* Begin INPUT RECORDS *

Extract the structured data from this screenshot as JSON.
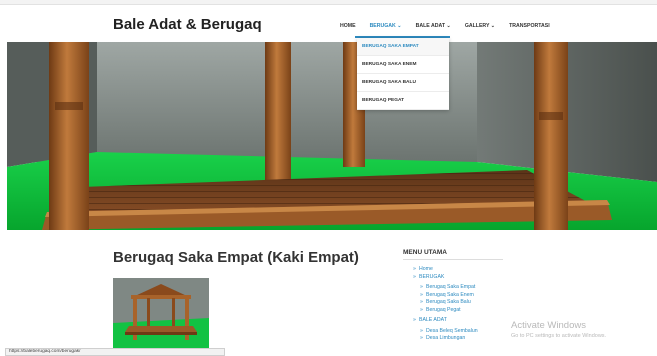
{
  "site": {
    "title": "Bale Adat & Berugaq"
  },
  "nav": {
    "items": [
      {
        "label": "HOME"
      },
      {
        "label": "BERUGAK",
        "active": true
      },
      {
        "label": "BALE ADAT"
      },
      {
        "label": "GALLERY"
      },
      {
        "label": "TRANSPORTASI"
      }
    ],
    "chevron": "⌄",
    "dropdown": [
      {
        "label": "BERUGAQ SAKA EMPAT"
      },
      {
        "label": "BERUGAQ SAKA ENEM"
      },
      {
        "label": "BERUGAQ SAKA BALU"
      },
      {
        "label": "BERUGAQ PEGAT"
      }
    ]
  },
  "content": {
    "title": "Berugaq Saka Empat (Kaki Empat)"
  },
  "sidebar": {
    "title": "MENU UTAMA",
    "items": [
      {
        "label": "Home"
      },
      {
        "label": "BERUGAK"
      },
      {
        "label": "Berugaq Saka Empat"
      },
      {
        "label": "Berugaq Saka Enem"
      },
      {
        "label": "Berugaq Saka Balu"
      },
      {
        "label": "Berugaq Pegat"
      },
      {
        "label": "BALE ADAT"
      },
      {
        "label": "Desa Beleq Sembalun"
      },
      {
        "label": "Desa Limbungan"
      }
    ]
  },
  "watermark": {
    "title": "Activate Windows",
    "subtitle": "Go to PC settings to activate Windows."
  },
  "status": {
    "url": "https://baleberugaq.com/berugak/"
  },
  "colors": {
    "accent": "#2e8bc0",
    "floor_green": "#0fbf3c",
    "wood": "#a8632a"
  },
  "icons": {
    "chevron": "chevron-down-icon",
    "bullet": "double-angle-right-icon"
  }
}
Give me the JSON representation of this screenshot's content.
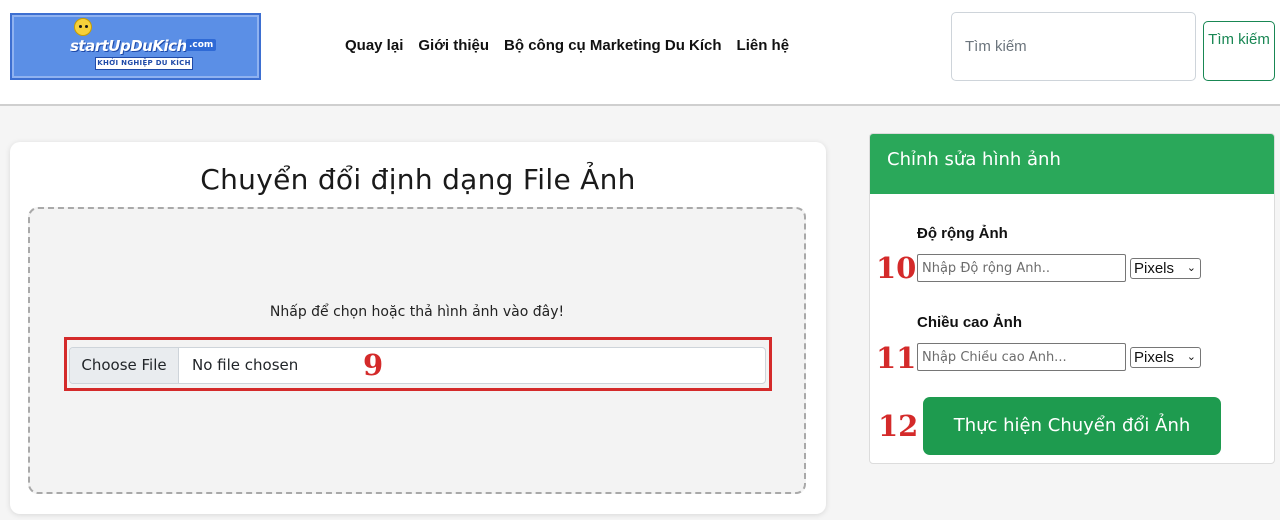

* End INPUT RECORDS *

> **STATED GOAL**
Reproduce every record above exactly, omitting the pictures.

> **RESULT OF THIS EXERCISE**
Extract the structured data from this screenshot as JSON.
{
  "site": {
    "title": "Bale Adat & Berugaq"
  },
  "nav": {
    "items": [
      {
        "label": "HOME"
      },
      {
        "label": "BERUGAK",
        "active": true
      },
      {
        "label": "BALE ADAT"
      },
      {
        "label": "GALLERY"
      },
      {
        "label": "TRANSPORTASI"
      }
    ],
    "chevron": "⌄",
    "dropdown": [
      {
        "label": "BERUGAQ SAKA EMPAT"
      },
      {
        "label": "BERUGAQ SAKA ENEM"
      },
      {
        "label": "BERUGAQ SAKA BALU"
      },
      {
        "label": "BERUGAQ PEGAT"
      }
    ]
  },
  "content": {
    "title": "Berugaq Saka Empat (Kaki Empat)"
  },
  "sidebar": {
    "title": "MENU UTAMA",
    "items": [
      {
        "label": "Home"
      },
      {
        "label": "BERUGAK"
      },
      {
        "label": "Berugaq Saka Empat"
      },
      {
        "label": "Berugaq Saka Enem"
      },
      {
        "label": "Berugaq Saka Balu"
      },
      {
        "label": "Berugaq Pegat"
      },
      {
        "label": "BALE ADAT"
      },
      {
        "label": "Desa Beleq Sembalun"
      },
      {
        "label": "Desa Limbungan"
      }
    ]
  },
  "watermark": {
    "title": "Activate Windows",
    "subtitle": "Go to PC settings to activate Windows."
  },
  "status": {
    "url": "https://baleberugaq.com/berugak/"
  },
  "colors": {
    "accent": "#2e8bc0",
    "floor_green": "#0fbf3c",
    "wood": "#a8632a"
  },
  "icons": {
    "chevron": "chevron-down-icon",
    "bullet": "double-angle-right-icon"
  }
}
Give me the JSON representation of this screenshot's content.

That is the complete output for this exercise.